• _Problem requirements_: Look through the data below and work out how many lines contain the string "Fertility". Give the number alone.

• _Extracted records_:
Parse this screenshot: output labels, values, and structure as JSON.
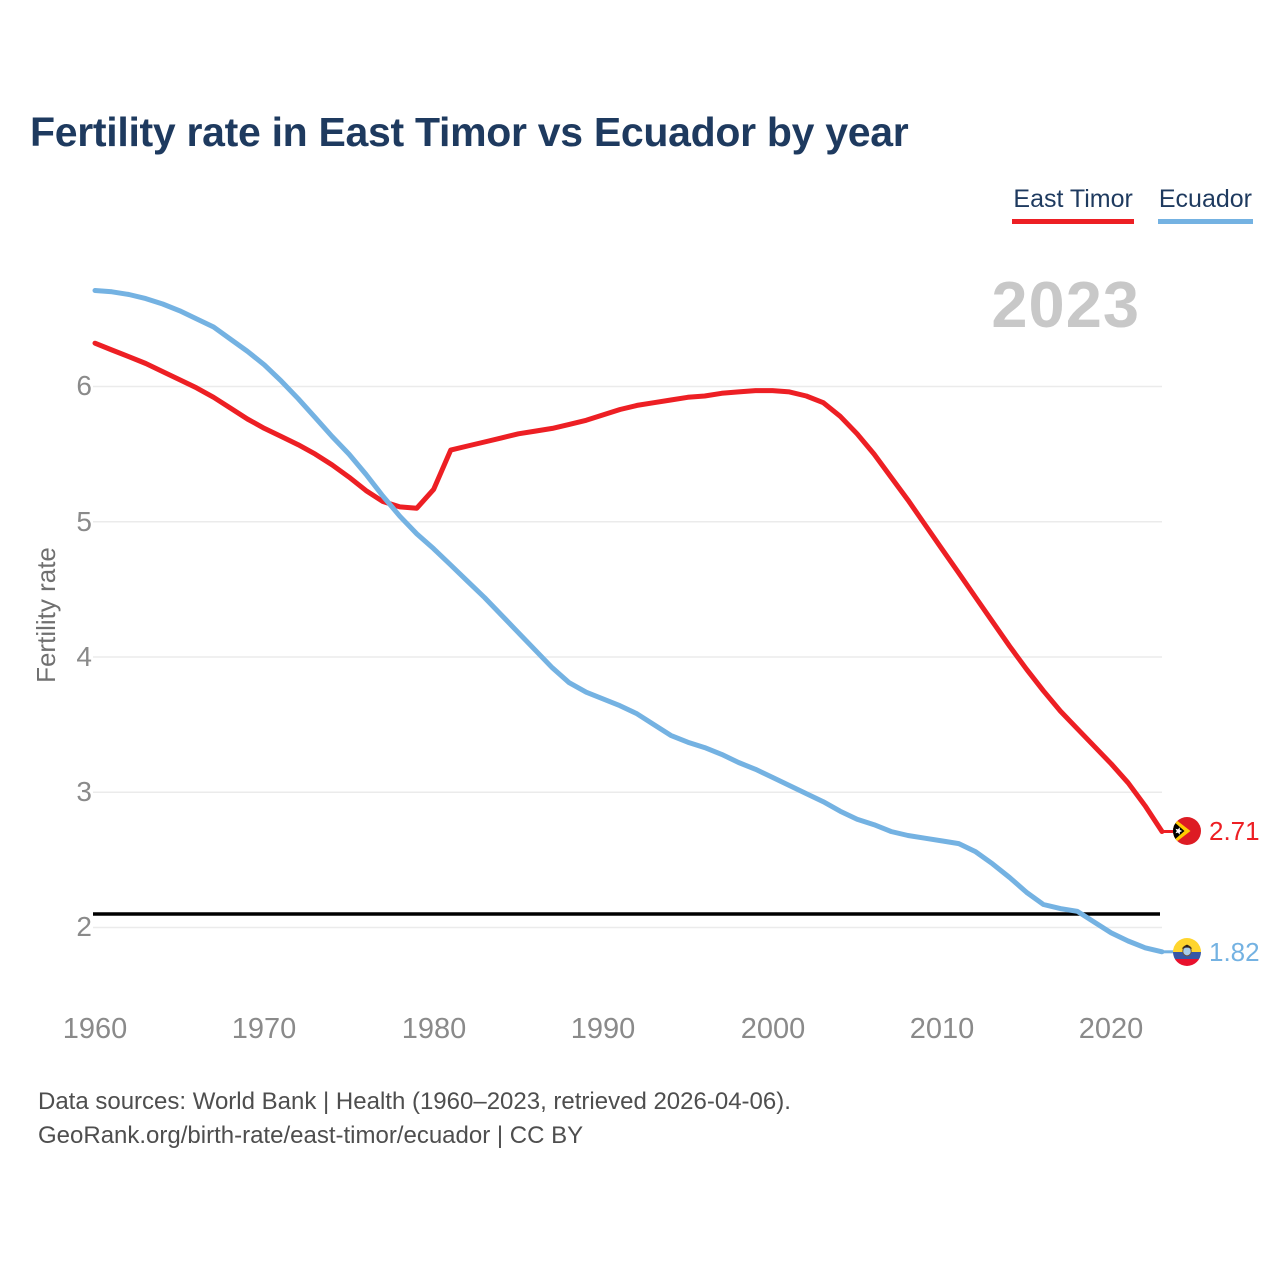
{
  "title": "Fertility rate in East Timor vs Ecuador by year",
  "watermark": "2023",
  "legend": {
    "items": [
      {
        "label": "East Timor",
        "color": "#ed1f24"
      },
      {
        "label": "Ecuador",
        "color": "#74b2e2"
      }
    ]
  },
  "y_axis": {
    "label": "Fertility rate",
    "ticks": [
      "6",
      "5",
      "4",
      "3",
      "2"
    ]
  },
  "x_axis": {
    "ticks": [
      "1960",
      "1970",
      "1980",
      "1990",
      "2000",
      "2010",
      "2020"
    ]
  },
  "end_markers": [
    {
      "series": "East Timor",
      "value": "2.71",
      "color": "#ed1f24",
      "flag": "east-timor-flag"
    },
    {
      "series": "Ecuador",
      "value": "1.82",
      "color": "#74b2e2",
      "flag": "ecuador-flag"
    }
  ],
  "footer": {
    "line1": "Data sources: World Bank | Health (1960–2023, retrieved 2026-04-06).",
    "line2": "GeoRank.org/birth-rate/east-timor/ecuador | CC BY"
  },
  "colors": {
    "title": "#1e3a5f",
    "axis_text": "#8a8a8a",
    "gridline": "#ebebeb",
    "watermark": "#c8c8c8",
    "reference_line": "#000000",
    "east_timor": "#ed1f24",
    "ecuador": "#74b2e2"
  },
  "chart_data": {
    "type": "line",
    "title": "Fertility rate in East Timor vs Ecuador by year",
    "xlabel": "",
    "ylabel": "Fertility rate",
    "xlim": [
      1960,
      2023
    ],
    "ylim": [
      1.55,
      6.95
    ],
    "x_ticks": [
      1960,
      1970,
      1980,
      1990,
      2000,
      2010,
      2020
    ],
    "y_ticks": [
      2,
      3,
      4,
      5,
      6
    ],
    "grid": "horizontal",
    "legend_position": "top-right",
    "reference_line": {
      "value": 2.1,
      "color": "#000000"
    },
    "x": [
      1960,
      1961,
      1962,
      1963,
      1964,
      1965,
      1966,
      1967,
      1968,
      1969,
      1970,
      1971,
      1972,
      1973,
      1974,
      1975,
      1976,
      1977,
      1978,
      1979,
      1980,
      1981,
      1982,
      1983,
      1984,
      1985,
      1986,
      1987,
      1988,
      1989,
      1990,
      1991,
      1992,
      1993,
      1994,
      1995,
      1996,
      1997,
      1998,
      1999,
      2000,
      2001,
      2002,
      2003,
      2004,
      2005,
      2006,
      2007,
      2008,
      2009,
      2010,
      2011,
      2012,
      2013,
      2014,
      2015,
      2016,
      2017,
      2018,
      2019,
      2020,
      2021,
      2022,
      2023
    ],
    "series": [
      {
        "name": "East Timor",
        "color": "#ed1f24",
        "end_label": "2.71",
        "values": [
          6.32,
          6.27,
          6.22,
          6.17,
          6.11,
          6.05,
          5.99,
          5.92,
          5.84,
          5.76,
          5.69,
          5.63,
          5.57,
          5.5,
          5.42,
          5.33,
          5.23,
          5.15,
          5.11,
          5.1,
          5.24,
          5.53,
          5.56,
          5.59,
          5.62,
          5.65,
          5.67,
          5.69,
          5.72,
          5.75,
          5.79,
          5.83,
          5.86,
          5.88,
          5.9,
          5.92,
          5.93,
          5.95,
          5.96,
          5.97,
          5.97,
          5.96,
          5.93,
          5.88,
          5.78,
          5.65,
          5.5,
          5.33,
          5.16,
          4.98,
          4.8,
          4.62,
          4.44,
          4.26,
          4.08,
          3.91,
          3.75,
          3.6,
          3.47,
          3.34,
          3.21,
          3.07,
          2.9,
          2.71
        ]
      },
      {
        "name": "Ecuador",
        "color": "#74b2e2",
        "end_label": "1.82",
        "values": [
          6.71,
          6.7,
          6.68,
          6.65,
          6.61,
          6.56,
          6.5,
          6.44,
          6.35,
          6.26,
          6.16,
          6.04,
          5.91,
          5.77,
          5.63,
          5.5,
          5.35,
          5.19,
          5.04,
          4.91,
          4.8,
          4.68,
          4.56,
          4.44,
          4.31,
          4.18,
          4.05,
          3.92,
          3.81,
          3.74,
          3.69,
          3.64,
          3.58,
          3.5,
          3.42,
          3.37,
          3.33,
          3.28,
          3.22,
          3.17,
          3.11,
          3.05,
          2.99,
          2.93,
          2.86,
          2.8,
          2.76,
          2.71,
          2.68,
          2.66,
          2.64,
          2.62,
          2.56,
          2.47,
          2.37,
          2.26,
          2.17,
          2.14,
          2.12,
          2.04,
          1.96,
          1.9,
          1.85,
          1.82
        ]
      }
    ]
  }
}
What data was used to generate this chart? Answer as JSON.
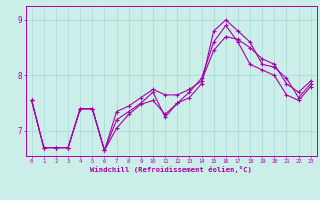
{
  "xlabel": "Windchill (Refroidissement éolien,°C)",
  "bg_color": "#cceee8",
  "line_color": "#aa00aa",
  "grid_color": "#aadddd",
  "xlim": [
    -0.5,
    23.5
  ],
  "ylim": [
    6.55,
    9.25
  ],
  "yticks": [
    7,
    8,
    9
  ],
  "xticks": [
    0,
    1,
    2,
    3,
    4,
    5,
    6,
    7,
    8,
    9,
    10,
    11,
    12,
    13,
    14,
    15,
    16,
    17,
    18,
    19,
    20,
    21,
    22,
    23
  ],
  "line1_x": [
    0,
    1,
    2,
    3,
    4,
    5,
    6,
    7,
    8,
    9,
    10,
    11,
    12,
    13,
    14,
    15,
    16,
    17,
    18,
    19,
    20,
    21,
    22,
    23
  ],
  "line1_y": [
    7.55,
    6.7,
    6.7,
    6.7,
    7.4,
    7.4,
    6.65,
    7.35,
    7.45,
    7.6,
    7.75,
    7.65,
    7.65,
    7.75,
    7.9,
    8.45,
    8.7,
    8.65,
    8.5,
    8.3,
    8.2,
    7.85,
    7.7,
    7.9
  ],
  "line2_x": [
    0,
    1,
    2,
    3,
    4,
    5,
    6,
    7,
    8,
    9,
    10,
    11,
    12,
    13,
    14,
    15,
    16,
    17,
    18,
    19,
    20,
    21,
    22,
    23
  ],
  "line2_y": [
    7.55,
    6.7,
    6.7,
    6.7,
    7.4,
    7.4,
    6.65,
    7.2,
    7.35,
    7.5,
    7.7,
    7.25,
    7.5,
    7.6,
    7.85,
    8.8,
    9.0,
    8.8,
    8.6,
    8.2,
    8.15,
    7.95,
    7.6,
    7.85
  ],
  "line3_x": [
    0,
    1,
    2,
    3,
    4,
    5,
    6,
    7,
    8,
    9,
    10,
    11,
    12,
    13,
    14,
    15,
    16,
    17,
    18,
    19,
    20,
    21,
    22,
    23
  ],
  "line3_y": [
    7.55,
    6.7,
    6.7,
    6.7,
    7.4,
    7.4,
    6.65,
    7.05,
    7.3,
    7.48,
    7.55,
    7.3,
    7.5,
    7.7,
    7.95,
    8.6,
    8.9,
    8.6,
    8.2,
    8.1,
    8.0,
    7.65,
    7.55,
    7.8
  ]
}
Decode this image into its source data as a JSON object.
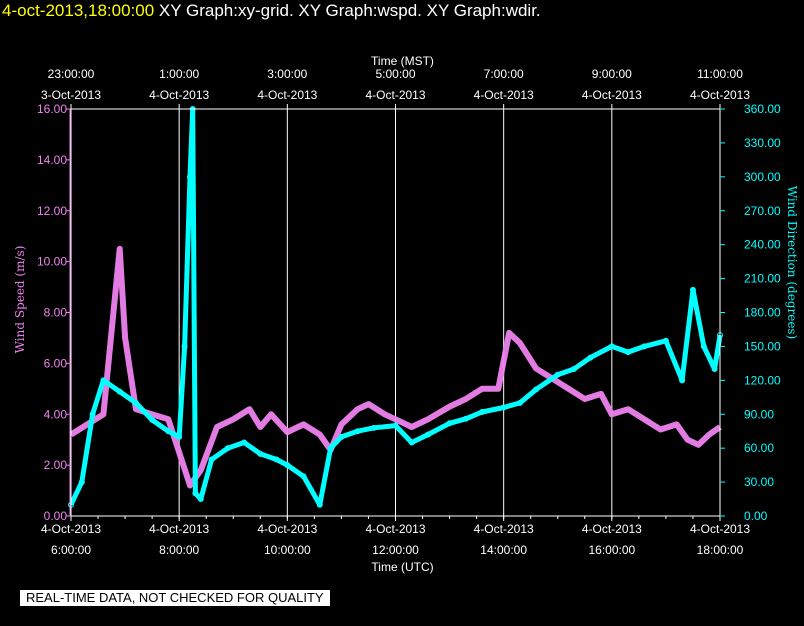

• _Written solution_: 4